Written problem:
Please output every line of the material as it stands, without the pictures.

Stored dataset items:
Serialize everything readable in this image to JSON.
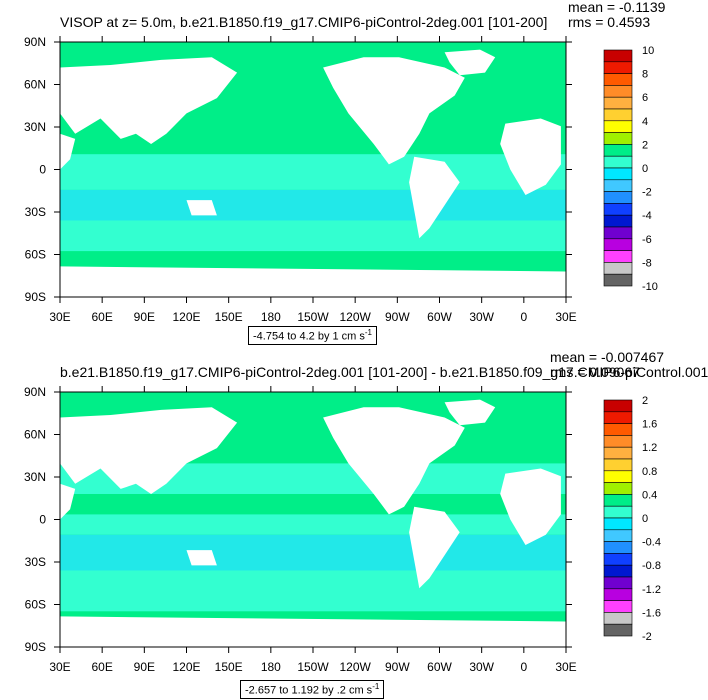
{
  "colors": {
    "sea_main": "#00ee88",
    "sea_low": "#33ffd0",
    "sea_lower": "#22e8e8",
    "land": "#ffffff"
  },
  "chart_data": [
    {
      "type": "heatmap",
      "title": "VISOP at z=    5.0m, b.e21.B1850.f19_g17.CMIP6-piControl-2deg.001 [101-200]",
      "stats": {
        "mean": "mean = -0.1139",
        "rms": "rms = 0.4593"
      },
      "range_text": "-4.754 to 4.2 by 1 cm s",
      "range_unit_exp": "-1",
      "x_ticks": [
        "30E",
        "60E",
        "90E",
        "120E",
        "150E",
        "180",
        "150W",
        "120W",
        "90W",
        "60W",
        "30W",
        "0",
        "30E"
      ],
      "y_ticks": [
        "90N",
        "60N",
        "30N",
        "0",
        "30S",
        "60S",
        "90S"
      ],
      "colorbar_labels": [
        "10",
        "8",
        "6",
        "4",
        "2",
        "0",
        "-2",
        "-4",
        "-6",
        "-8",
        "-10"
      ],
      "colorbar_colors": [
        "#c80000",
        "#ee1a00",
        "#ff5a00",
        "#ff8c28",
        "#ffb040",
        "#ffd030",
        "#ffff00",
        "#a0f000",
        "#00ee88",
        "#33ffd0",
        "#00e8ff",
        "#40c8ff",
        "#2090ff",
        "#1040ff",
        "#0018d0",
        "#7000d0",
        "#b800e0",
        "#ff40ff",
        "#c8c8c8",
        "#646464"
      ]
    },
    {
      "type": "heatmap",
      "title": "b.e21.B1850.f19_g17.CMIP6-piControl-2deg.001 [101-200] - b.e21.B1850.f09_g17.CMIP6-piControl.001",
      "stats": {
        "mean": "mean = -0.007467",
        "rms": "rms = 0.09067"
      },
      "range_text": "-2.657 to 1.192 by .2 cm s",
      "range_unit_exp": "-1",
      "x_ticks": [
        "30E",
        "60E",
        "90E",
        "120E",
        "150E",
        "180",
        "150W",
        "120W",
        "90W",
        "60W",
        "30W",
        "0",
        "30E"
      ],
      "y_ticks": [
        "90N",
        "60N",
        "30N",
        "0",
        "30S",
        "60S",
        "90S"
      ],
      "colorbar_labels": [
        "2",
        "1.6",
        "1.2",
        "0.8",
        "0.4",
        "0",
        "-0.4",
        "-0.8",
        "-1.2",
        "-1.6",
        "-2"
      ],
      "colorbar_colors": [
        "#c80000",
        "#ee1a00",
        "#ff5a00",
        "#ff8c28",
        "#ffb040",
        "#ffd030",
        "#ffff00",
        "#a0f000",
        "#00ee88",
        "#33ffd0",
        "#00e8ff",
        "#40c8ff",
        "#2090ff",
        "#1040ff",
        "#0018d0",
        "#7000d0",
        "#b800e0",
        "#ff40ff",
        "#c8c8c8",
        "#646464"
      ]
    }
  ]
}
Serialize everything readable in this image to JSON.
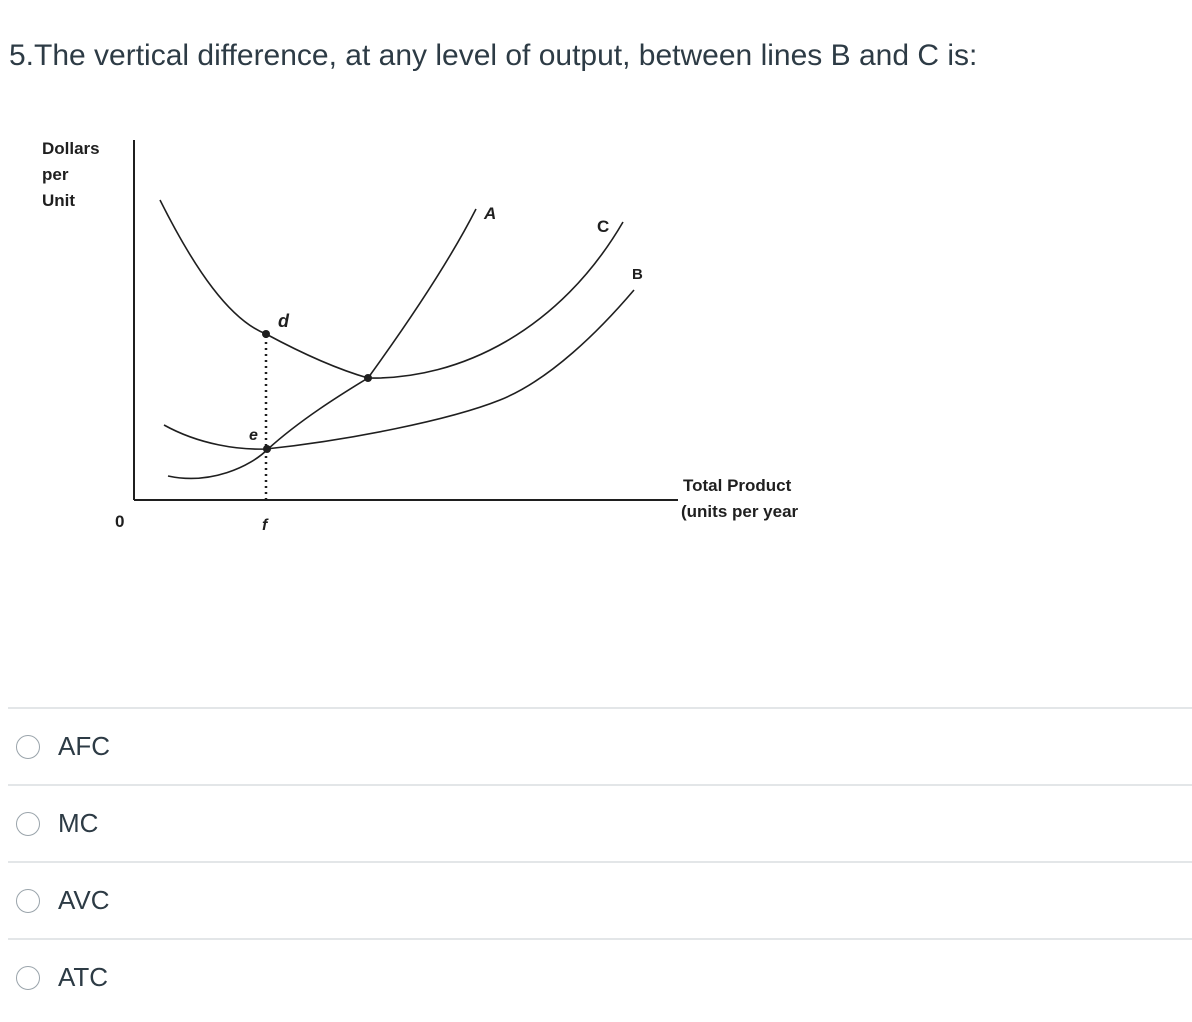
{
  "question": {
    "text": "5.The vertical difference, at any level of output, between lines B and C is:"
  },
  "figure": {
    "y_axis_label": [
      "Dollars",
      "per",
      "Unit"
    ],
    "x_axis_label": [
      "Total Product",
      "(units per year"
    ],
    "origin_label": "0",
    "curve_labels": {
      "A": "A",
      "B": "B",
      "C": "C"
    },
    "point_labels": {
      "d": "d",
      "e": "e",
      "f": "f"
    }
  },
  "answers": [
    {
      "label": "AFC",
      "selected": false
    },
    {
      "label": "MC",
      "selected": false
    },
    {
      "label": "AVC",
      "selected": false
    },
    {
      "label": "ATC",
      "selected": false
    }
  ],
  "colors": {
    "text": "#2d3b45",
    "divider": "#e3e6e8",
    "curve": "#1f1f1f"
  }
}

Exercise solution:
Serialize everything readable in this image to JSON.
{
  "colors": {
    "sea_main": "#00ee88",
    "sea_low": "#33ffd0",
    "sea_lower": "#22e8e8",
    "land": "#ffffff"
  },
  "chart_data": [
    {
      "type": "heatmap",
      "title": "VISOP at z=    5.0m, b.e21.B1850.f19_g17.CMIP6-piControl-2deg.001 [101-200]",
      "stats": {
        "mean": "mean = -0.1139",
        "rms": "rms = 0.4593"
      },
      "range_text": "-4.754 to 4.2 by 1 cm s",
      "range_unit_exp": "-1",
      "x_ticks": [
        "30E",
        "60E",
        "90E",
        "120E",
        "150E",
        "180",
        "150W",
        "120W",
        "90W",
        "60W",
        "30W",
        "0",
        "30E"
      ],
      "y_ticks": [
        "90N",
        "60N",
        "30N",
        "0",
        "30S",
        "60S",
        "90S"
      ],
      "colorbar_labels": [
        "10",
        "8",
        "6",
        "4",
        "2",
        "0",
        "-2",
        "-4",
        "-6",
        "-8",
        "-10"
      ],
      "colorbar_colors": [
        "#c80000",
        "#ee1a00",
        "#ff5a00",
        "#ff8c28",
        "#ffb040",
        "#ffd030",
        "#ffff00",
        "#a0f000",
        "#00ee88",
        "#33ffd0",
        "#00e8ff",
        "#40c8ff",
        "#2090ff",
        "#1040ff",
        "#0018d0",
        "#7000d0",
        "#b800e0",
        "#ff40ff",
        "#c8c8c8",
        "#646464"
      ]
    },
    {
      "type": "heatmap",
      "title": "b.e21.B1850.f19_g17.CMIP6-piControl-2deg.001 [101-200] - b.e21.B1850.f09_g17.CMIP6-piControl.001",
      "stats": {
        "mean": "mean = -0.007467",
        "rms": "rms = 0.09067"
      },
      "range_text": "-2.657 to 1.192 by .2 cm s",
      "range_unit_exp": "-1",
      "x_ticks": [
        "30E",
        "60E",
        "90E",
        "120E",
        "150E",
        "180",
        "150W",
        "120W",
        "90W",
        "60W",
        "30W",
        "0",
        "30E"
      ],
      "y_ticks": [
        "90N",
        "60N",
        "30N",
        "0",
        "30S",
        "60S",
        "90S"
      ],
      "colorbar_labels": [
        "2",
        "1.6",
        "1.2",
        "0.8",
        "0.4",
        "0",
        "-0.4",
        "-0.8",
        "-1.2",
        "-1.6",
        "-2"
      ],
      "colorbar_colors": [
        "#c80000",
        "#ee1a00",
        "#ff5a00",
        "#ff8c28",
        "#ffb040",
        "#ffd030",
        "#ffff00",
        "#a0f000",
        "#00ee88",
        "#33ffd0",
        "#00e8ff",
        "#40c8ff",
        "#2090ff",
        "#1040ff",
        "#0018d0",
        "#7000d0",
        "#b800e0",
        "#ff40ff",
        "#c8c8c8",
        "#646464"
      ]
    }
  ]
}
Serialize everything readable in this image to JSON.
{
  "question": {
    "text": "5.The vertical difference, at any level of output, between lines B and C is:"
  },
  "figure": {
    "y_axis_label": [
      "Dollars",
      "per",
      "Unit"
    ],
    "x_axis_label": [
      "Total Product",
      "(units per year"
    ],
    "origin_label": "0",
    "curve_labels": {
      "A": "A",
      "B": "B",
      "C": "C"
    },
    "point_labels": {
      "d": "d",
      "e": "e",
      "f": "f"
    }
  },
  "answers": [
    {
      "label": "AFC",
      "selected": false
    },
    {
      "label": "MC",
      "selected": false
    },
    {
      "label": "AVC",
      "selected": false
    },
    {
      "label": "ATC",
      "selected": false
    }
  ],
  "colors": {
    "text": "#2d3b45",
    "divider": "#e3e6e8",
    "curve": "#1f1f1f"
  }
}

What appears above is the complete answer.